> **Data records**:
________

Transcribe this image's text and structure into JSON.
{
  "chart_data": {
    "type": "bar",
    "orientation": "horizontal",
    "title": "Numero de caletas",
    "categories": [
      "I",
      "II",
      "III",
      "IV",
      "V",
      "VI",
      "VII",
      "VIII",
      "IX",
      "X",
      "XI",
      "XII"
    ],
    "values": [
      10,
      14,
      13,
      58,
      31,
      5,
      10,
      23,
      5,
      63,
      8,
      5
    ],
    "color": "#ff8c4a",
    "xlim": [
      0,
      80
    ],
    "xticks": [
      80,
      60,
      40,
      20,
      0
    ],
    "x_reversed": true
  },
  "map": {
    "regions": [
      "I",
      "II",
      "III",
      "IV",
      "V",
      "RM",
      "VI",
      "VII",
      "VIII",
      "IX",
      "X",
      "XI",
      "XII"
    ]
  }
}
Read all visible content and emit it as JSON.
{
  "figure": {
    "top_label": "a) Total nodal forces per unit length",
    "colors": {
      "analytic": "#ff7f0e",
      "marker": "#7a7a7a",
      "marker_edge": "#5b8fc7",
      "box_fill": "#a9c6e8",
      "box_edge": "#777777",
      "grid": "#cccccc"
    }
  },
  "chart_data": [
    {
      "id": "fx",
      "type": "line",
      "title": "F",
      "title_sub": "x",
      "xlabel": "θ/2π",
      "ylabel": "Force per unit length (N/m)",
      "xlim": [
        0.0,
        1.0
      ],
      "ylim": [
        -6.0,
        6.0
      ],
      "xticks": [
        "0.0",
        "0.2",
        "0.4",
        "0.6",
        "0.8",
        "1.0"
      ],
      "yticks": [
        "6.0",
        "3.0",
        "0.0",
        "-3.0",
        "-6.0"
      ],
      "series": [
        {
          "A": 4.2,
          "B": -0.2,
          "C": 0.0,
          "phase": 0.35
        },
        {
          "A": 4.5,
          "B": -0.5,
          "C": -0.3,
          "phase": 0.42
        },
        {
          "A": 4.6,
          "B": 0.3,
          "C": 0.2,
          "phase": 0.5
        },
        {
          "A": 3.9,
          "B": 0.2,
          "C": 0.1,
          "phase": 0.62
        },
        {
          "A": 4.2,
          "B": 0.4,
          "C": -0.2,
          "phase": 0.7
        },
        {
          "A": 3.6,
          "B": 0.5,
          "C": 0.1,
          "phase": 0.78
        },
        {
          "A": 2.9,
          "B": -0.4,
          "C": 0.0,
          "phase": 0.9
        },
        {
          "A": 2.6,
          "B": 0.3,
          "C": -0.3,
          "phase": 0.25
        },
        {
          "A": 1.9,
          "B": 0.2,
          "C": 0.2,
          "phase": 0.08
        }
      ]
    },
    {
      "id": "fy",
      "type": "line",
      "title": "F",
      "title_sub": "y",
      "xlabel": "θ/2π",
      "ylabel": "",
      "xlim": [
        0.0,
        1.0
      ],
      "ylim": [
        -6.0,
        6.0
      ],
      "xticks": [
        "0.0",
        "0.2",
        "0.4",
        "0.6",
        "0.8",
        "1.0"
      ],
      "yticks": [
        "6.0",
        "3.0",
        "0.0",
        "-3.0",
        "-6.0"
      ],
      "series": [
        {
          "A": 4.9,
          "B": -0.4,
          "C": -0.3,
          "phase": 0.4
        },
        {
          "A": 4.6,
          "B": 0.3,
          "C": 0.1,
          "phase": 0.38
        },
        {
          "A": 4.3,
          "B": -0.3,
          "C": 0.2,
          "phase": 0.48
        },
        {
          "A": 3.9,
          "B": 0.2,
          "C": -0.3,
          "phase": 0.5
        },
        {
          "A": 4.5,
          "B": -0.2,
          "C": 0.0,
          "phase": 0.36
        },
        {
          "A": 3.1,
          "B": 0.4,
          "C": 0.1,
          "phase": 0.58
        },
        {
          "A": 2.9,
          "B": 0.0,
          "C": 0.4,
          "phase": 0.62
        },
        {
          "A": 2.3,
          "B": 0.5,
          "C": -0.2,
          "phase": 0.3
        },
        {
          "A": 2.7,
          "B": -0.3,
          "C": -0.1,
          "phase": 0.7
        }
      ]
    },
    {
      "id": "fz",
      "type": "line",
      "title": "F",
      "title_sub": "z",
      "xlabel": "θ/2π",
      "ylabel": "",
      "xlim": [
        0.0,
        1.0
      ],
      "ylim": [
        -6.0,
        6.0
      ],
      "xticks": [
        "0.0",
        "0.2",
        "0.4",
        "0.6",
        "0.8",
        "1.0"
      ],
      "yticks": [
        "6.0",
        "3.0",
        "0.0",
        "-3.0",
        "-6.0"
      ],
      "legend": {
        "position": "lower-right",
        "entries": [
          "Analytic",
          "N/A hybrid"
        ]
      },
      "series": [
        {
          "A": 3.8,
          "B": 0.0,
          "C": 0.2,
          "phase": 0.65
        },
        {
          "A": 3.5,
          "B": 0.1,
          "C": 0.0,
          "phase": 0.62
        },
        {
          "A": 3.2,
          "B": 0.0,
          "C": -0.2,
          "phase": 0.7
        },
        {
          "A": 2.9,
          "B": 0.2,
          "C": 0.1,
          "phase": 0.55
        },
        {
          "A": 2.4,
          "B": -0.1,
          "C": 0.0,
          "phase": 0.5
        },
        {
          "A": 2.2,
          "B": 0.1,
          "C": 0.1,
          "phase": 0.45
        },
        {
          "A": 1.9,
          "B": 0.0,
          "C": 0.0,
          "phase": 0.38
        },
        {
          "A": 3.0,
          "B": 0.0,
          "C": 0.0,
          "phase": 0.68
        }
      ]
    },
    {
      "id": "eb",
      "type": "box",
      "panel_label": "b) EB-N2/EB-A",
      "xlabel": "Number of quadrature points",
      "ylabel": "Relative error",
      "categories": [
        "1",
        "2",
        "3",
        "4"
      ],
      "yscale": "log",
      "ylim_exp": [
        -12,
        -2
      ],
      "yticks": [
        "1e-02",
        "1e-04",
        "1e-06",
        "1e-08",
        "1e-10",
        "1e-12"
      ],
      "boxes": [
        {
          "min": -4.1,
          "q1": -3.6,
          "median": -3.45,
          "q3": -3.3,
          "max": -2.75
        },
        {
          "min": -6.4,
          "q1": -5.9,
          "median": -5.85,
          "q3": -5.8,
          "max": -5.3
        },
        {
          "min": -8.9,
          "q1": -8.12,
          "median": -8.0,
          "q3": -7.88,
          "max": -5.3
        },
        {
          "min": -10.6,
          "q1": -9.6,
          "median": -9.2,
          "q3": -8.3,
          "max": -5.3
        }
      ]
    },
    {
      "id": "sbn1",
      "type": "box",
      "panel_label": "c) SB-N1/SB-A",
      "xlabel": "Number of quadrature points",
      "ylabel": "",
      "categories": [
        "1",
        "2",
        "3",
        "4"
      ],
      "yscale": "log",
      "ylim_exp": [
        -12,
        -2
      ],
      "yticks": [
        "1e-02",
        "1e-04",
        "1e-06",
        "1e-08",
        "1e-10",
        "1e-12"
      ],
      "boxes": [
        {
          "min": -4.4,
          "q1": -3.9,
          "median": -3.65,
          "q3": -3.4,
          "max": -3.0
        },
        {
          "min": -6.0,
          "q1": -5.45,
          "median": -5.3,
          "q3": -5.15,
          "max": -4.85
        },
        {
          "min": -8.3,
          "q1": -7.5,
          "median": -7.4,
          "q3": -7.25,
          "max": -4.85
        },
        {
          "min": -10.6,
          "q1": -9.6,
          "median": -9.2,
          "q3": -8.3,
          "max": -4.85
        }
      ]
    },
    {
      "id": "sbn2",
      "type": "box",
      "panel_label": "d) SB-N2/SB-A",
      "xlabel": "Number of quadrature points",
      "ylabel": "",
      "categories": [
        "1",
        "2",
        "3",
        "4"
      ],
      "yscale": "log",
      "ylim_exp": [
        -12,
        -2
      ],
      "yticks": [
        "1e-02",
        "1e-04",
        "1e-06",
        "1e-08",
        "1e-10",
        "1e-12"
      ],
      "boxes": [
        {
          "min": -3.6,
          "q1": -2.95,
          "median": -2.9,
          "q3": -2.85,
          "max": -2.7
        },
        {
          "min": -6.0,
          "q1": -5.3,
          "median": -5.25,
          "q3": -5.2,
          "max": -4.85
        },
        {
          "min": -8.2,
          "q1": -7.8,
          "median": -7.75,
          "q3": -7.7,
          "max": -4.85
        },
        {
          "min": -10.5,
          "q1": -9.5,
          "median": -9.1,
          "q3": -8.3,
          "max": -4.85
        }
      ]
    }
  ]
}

________

Filter the listing above for the string "JSON" and copy every matching line.

> **Output of the task**:
Transcribe this image's text and structure into JSON.
Read all visible content and emit it as JSON.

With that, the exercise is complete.